## start

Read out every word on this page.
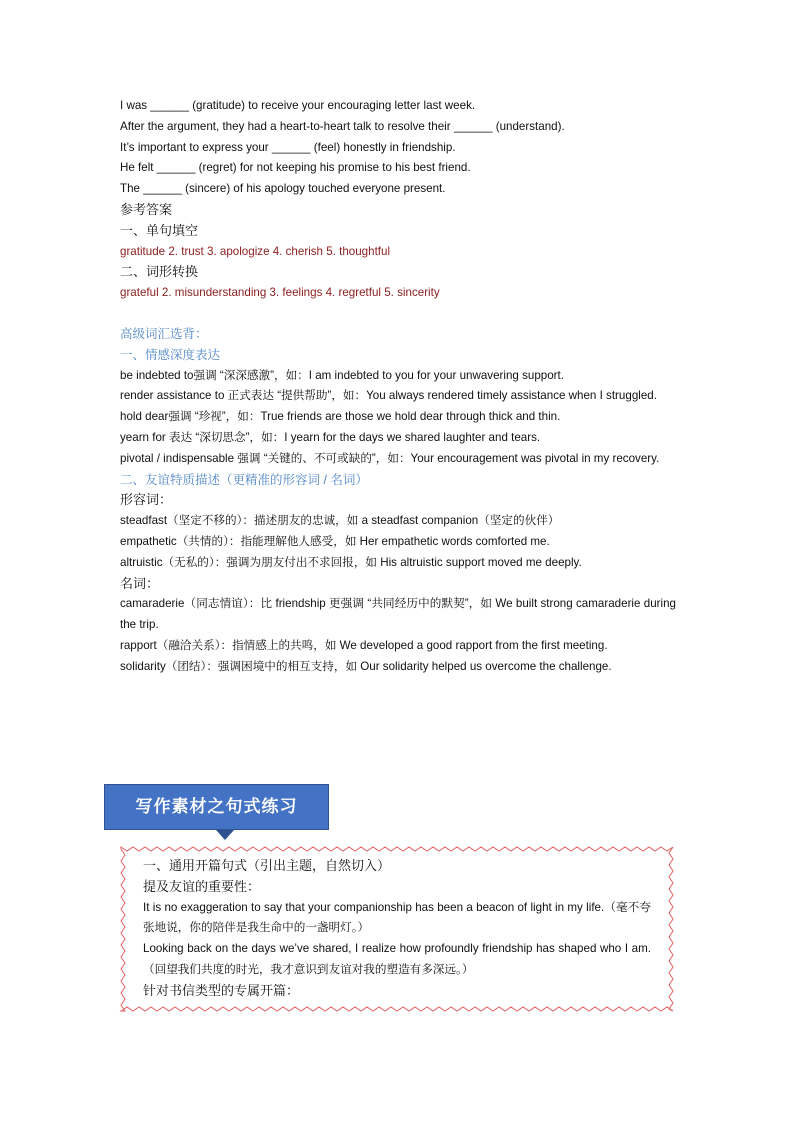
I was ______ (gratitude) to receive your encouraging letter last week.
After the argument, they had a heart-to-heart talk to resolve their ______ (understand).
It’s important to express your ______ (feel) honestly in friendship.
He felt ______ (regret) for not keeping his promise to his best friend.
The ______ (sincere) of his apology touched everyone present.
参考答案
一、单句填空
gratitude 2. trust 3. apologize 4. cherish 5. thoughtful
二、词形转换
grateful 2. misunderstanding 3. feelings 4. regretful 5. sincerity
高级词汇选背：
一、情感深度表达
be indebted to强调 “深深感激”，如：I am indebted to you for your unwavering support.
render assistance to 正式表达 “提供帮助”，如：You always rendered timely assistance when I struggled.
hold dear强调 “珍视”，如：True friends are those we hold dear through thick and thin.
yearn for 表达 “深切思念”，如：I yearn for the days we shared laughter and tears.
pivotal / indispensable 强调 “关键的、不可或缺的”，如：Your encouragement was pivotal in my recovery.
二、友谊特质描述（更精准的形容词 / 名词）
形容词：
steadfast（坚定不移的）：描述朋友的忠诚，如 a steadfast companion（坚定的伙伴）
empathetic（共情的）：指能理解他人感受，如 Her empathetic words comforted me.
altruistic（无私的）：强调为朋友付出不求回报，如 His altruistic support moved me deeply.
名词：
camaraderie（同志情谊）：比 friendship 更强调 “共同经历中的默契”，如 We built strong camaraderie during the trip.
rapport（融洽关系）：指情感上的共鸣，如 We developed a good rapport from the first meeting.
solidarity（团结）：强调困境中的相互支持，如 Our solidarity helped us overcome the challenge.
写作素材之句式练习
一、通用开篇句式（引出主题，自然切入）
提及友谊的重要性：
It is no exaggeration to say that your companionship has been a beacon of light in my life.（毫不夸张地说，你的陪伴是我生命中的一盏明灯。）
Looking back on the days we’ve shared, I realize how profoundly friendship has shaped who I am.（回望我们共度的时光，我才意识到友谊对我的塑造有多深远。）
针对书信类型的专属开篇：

## end

THE REQUEST: Report only how many lines in the records contain the word "gratitude".

OUTPUT BELOW: 2